→ **Exercise aim**: Pick out all lines with the word "version" from the records that follow.

Data excerpts
.....

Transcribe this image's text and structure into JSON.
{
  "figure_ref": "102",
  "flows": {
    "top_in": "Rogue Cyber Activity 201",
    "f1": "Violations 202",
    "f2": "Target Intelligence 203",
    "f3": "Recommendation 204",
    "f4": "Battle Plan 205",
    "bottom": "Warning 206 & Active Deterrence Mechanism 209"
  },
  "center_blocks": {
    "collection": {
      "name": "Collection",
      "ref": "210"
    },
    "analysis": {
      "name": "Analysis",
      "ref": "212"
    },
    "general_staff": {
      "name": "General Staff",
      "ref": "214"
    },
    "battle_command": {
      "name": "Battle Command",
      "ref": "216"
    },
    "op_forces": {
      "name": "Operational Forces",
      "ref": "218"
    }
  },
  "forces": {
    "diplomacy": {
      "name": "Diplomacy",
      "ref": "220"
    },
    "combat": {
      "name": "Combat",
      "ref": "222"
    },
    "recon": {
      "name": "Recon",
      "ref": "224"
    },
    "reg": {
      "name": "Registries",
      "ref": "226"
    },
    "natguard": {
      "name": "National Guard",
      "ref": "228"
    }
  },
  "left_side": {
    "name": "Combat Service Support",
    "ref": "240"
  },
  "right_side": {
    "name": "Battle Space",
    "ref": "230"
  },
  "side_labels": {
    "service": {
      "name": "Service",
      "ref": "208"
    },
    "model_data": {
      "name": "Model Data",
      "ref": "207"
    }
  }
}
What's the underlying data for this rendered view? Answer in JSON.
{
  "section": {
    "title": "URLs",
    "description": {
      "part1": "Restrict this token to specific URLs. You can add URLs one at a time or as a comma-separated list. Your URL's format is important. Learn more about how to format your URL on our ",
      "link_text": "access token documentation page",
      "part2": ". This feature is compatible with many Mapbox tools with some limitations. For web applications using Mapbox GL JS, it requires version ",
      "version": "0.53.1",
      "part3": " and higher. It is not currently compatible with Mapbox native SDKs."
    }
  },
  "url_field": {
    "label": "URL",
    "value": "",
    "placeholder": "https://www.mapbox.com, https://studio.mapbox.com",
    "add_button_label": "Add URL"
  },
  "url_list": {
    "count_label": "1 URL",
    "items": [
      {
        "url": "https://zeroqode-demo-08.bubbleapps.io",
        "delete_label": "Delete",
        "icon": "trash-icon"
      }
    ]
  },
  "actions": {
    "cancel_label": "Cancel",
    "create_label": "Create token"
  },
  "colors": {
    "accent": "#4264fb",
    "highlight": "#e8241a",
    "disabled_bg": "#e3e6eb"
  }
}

.....

→ **Result of this exercise**:
      "part2": ". This feature is compatible with many Mapbox tools with some limitations. For web applications using Mapbox GL JS, it requires version ",
      "version": "0.53.1",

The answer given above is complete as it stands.